### Data
★ ★ ★ ★

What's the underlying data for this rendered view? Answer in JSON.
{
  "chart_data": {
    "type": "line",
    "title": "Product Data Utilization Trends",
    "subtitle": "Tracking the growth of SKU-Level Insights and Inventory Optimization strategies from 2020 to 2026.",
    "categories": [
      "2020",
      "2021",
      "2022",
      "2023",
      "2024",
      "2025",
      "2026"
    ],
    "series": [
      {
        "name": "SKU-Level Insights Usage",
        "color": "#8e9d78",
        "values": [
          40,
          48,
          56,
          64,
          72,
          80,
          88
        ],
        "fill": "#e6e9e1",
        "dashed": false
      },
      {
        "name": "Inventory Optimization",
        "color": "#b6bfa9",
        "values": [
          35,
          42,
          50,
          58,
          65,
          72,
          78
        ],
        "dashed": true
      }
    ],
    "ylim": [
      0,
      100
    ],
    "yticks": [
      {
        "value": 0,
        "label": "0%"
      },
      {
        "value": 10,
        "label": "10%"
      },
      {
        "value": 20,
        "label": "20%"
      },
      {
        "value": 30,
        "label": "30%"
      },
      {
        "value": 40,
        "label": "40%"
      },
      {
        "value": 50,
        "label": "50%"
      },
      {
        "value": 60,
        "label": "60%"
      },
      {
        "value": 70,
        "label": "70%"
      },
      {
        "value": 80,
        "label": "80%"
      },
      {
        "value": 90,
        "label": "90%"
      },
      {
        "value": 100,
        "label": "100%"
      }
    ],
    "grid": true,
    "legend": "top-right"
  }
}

★ ★ ★ ★

### Work to do
Print out all the entries precisely as written.

### Solution to this problem
What's the underlying data for this rendered view? Answer in JSON.
{
  "chart_data": {
    "type": "line",
    "title": "Product Data Utilization Trends",
    "subtitle": "Tracking the growth of SKU-Level Insights and Inventory Optimization strategies from 2020 to 2026.",
    "categories": [
      "2020",
      "2021",
      "2022",
      "2023",
      "2024",
      "2025",
      "2026"
    ],
    "series": [
      {
        "name": "SKU-Level Insights Usage",
        "color": "#8e9d78",
        "values": [
          40,
          48,
          56,
          64,
          72,
          80,
          88
        ],
        "fill": "#e6e9e1",
        "dashed": false
      },
      {
        "name": "Inventory Optimization",
        "color": "#b6bfa9",
        "values": [
          35,
          42,
          50,
          58,
          65,
          72,
          78
        ],
        "dashed": true
      }
    ],
    "ylim": [
      0,
      100
    ],
    "yticks": [
      {
        "value": 0,
        "label": "0%"
      },
      {
        "value": 10,
        "label": "10%"
      },
      {
        "value": 20,
        "label": "20%"
      },
      {
        "value": 30,
        "label": "30%"
      },
      {
        "value": 40,
        "label": "40%"
      },
      {
        "value": 50,
        "label": "50%"
      },
      {
        "value": 60,
        "label": "60%"
      },
      {
        "value": 70,
        "label": "70%"
      },
      {
        "value": 80,
        "label": "80%"
      },
      {
        "value": 90,
        "label": "90%"
      },
      {
        "value": 100,
        "label": "100%"
      }
    ],
    "grid": true,
    "legend": "top-right"
  }
}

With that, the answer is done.